▶ _PROVIDED TEXT_

****************

It is also important to pay attention to the context when implementing the dashboard. For instance, a delay in reporting the results of a head CT scan at the emergency department is critical if it takes more than a few minutes; however, a delay in the same CT scan performed on an outpatient basis in other departments may not be important even if it takes several hours. Additionally, a radiologist may have hundreds of reports to sign per day, while an angiographer may have fewer than 10 reports. In the intensive care unit (ICU) and emergency department, the real-time feature is more important than in other departments. Because of these workflow determinants, dashboards must combine context-sensitive parameters to effectively manage workflows. Therefore, dashboards should be optimized, context-sensitive, customizable, and workflow-integrated.

****************

▶ _PROVIDED INFORMATION_
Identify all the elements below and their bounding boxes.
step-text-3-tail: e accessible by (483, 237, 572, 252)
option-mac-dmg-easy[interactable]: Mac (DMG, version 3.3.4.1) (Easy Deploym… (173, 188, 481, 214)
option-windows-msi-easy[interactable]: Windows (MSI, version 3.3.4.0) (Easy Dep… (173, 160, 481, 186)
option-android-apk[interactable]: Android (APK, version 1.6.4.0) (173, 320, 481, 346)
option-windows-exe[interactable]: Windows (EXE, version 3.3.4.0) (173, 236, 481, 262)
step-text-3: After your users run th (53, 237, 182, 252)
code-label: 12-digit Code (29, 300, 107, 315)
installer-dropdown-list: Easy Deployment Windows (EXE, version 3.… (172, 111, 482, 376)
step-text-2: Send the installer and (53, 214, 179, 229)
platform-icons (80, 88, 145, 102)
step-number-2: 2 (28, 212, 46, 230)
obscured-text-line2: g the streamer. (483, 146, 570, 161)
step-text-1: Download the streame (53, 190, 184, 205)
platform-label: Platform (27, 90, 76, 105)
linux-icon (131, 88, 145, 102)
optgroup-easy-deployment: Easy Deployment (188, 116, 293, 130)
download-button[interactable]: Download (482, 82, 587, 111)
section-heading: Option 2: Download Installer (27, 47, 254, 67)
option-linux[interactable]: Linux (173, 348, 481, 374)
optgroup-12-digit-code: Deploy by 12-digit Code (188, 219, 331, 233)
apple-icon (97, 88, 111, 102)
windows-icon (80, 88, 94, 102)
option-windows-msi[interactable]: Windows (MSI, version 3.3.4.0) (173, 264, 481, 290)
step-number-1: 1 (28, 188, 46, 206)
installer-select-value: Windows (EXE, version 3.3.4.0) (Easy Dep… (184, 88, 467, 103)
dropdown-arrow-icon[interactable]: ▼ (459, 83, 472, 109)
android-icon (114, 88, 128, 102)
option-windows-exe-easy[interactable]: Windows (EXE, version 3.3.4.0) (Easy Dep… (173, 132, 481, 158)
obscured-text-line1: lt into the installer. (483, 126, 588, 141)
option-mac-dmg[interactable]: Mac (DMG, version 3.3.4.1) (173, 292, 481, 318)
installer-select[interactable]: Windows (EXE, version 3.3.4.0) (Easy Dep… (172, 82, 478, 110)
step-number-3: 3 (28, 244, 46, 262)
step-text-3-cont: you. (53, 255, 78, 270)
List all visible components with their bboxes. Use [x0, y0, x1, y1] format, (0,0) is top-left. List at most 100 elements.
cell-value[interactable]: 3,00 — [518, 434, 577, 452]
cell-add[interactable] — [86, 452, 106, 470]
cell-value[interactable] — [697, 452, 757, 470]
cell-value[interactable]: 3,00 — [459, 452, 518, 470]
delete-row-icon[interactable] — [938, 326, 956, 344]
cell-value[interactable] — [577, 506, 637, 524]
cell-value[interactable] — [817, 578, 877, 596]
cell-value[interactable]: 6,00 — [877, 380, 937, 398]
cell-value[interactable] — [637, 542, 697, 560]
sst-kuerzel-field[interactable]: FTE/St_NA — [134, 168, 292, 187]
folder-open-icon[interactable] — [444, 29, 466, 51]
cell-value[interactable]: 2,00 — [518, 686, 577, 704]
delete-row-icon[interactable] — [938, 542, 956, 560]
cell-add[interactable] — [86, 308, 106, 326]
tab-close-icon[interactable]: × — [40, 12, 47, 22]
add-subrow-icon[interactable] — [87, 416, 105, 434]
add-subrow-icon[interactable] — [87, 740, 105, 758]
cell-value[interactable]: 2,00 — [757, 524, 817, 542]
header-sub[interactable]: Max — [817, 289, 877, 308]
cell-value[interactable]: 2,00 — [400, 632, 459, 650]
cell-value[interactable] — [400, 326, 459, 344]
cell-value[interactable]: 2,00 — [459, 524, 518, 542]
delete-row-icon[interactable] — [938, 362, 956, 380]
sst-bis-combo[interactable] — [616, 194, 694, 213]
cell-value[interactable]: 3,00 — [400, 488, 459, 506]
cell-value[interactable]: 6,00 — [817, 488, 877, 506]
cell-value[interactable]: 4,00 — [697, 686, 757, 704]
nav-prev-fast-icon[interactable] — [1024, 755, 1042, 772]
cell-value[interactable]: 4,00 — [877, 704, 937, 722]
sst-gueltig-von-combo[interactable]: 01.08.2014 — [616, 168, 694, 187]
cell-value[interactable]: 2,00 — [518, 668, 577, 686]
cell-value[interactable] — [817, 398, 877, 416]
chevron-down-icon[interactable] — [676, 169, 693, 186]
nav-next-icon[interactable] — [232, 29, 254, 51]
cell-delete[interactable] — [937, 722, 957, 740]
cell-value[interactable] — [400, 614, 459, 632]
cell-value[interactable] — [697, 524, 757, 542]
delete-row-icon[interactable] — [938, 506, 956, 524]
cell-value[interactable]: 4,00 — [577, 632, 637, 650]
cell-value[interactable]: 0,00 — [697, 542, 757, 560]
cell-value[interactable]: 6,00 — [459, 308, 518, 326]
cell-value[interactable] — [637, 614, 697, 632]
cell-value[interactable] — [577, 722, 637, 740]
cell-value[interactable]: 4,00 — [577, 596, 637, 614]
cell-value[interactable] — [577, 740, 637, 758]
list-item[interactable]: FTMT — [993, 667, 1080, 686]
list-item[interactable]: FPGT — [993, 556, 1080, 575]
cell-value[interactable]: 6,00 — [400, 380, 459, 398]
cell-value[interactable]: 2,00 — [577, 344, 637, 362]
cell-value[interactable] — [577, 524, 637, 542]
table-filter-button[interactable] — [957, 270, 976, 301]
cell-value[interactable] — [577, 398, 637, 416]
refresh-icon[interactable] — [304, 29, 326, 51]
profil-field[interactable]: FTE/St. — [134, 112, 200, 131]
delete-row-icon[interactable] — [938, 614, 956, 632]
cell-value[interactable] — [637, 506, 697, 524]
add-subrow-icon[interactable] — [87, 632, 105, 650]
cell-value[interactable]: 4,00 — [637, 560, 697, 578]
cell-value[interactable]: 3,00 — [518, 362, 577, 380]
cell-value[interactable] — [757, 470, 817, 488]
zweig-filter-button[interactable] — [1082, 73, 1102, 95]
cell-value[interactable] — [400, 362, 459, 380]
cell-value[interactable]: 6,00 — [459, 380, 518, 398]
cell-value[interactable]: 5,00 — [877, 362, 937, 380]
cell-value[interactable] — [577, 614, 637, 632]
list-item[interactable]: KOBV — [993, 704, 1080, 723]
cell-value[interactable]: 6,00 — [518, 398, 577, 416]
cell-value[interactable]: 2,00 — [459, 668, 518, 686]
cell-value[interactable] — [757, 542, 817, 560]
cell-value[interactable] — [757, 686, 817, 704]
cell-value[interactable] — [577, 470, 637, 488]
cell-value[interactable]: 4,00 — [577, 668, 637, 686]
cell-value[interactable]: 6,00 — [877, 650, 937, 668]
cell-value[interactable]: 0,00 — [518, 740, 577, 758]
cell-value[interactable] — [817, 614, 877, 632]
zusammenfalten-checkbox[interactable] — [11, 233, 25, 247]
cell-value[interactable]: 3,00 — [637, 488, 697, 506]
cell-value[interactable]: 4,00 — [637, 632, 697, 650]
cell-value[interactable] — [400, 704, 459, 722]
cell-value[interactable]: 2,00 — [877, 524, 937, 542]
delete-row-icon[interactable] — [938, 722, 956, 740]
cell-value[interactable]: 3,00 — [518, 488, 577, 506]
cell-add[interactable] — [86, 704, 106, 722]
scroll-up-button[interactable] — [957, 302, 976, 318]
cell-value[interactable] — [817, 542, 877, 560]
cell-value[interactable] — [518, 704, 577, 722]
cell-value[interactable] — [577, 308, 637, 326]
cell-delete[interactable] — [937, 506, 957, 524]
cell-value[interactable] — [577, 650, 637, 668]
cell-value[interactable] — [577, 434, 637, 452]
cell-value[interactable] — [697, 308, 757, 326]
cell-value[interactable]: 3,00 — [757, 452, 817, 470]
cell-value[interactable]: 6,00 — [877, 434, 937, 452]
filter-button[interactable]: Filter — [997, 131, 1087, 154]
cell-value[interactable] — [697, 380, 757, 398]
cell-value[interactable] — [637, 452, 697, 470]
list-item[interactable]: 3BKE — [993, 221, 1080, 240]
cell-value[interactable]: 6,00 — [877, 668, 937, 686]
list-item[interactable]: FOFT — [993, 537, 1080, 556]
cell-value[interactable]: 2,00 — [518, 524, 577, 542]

****************

▶ _TASK ITEM 1_
List every quality that, according to the final sentence of the dashboard passage, dashboards should have.
▶ _TASK ITEM 2_
From the dashboard passage, extract the part that opens with the words containing "It is also important" and closes with "customizable, and workflow-integrated.".
▶ _TASK ITEM 3_
Write the next few sentences of the dashboard passage, picking up after its final sentence.

▶ _TASK ANSWER 1_
optimized, context-sensitive, customizable, workflow-integrated

▶ _TASK ANSWER 2_
It is also important to pay attention to the context when implementing the dashboard. For instance, a delay in reporting the results of a head CT scan at the emergency department is critical if it takes more than a few minutes; however, a delay in the same CT scan performed on an outpatient basis in other departments may not be important even if it takes several hours. Additionally, a radiologist may have hundreds of reports to sign per day, while an angiographer may have fewer than 10 reports. In the intensive care unit (ICU) and emergency department, the real-time feature is more important than in other departments. Because of these workflow determinants, dashboards must combine context-sensitive parameters to effectively manage workflows. Therefore, dashboards should be optimized, context-sensitive, customizable, and workflow-integrated.

▶ _TASK ANSWER 3_
Strengths and limitations

A strength of this study was providing a comprehensive view of the functional and non-functional requirements of dashboards designed in hospitals. It also delineated and categorized the dashboard implementation challenges that may arise in dashboard design and implementation steps and offered solutions to overcome these challenges. The results of this study can lay the ground for better design and implementation of dashboards at the hospital level. It is important to address some limitations of this study. First, all retrieved articles were written in English. Second, data were extracted by one researcher (SA) and evaluated by two researchers (SA and RR), which probably resulted in the unintended removal of some eligible studies. Finally, the inclusion and exclusion criteria of this study focused on the implemented hospital-level dashboards, while those used for data management related to a particular disease were excluded.

Future research

The present study revealed several issues in the evaluation and design of quality/clinical dashboards. Studies should be conducted to examine the effectiveness of using quality/clinical dashboards in patient care processes, to assess the workload of users when using the dashboard, and to measure situation awareness in the presence of the dashboard. Studies should also focus on interactive techniques and data visualization in quality and clinical dashboards according to the environment in which they are used.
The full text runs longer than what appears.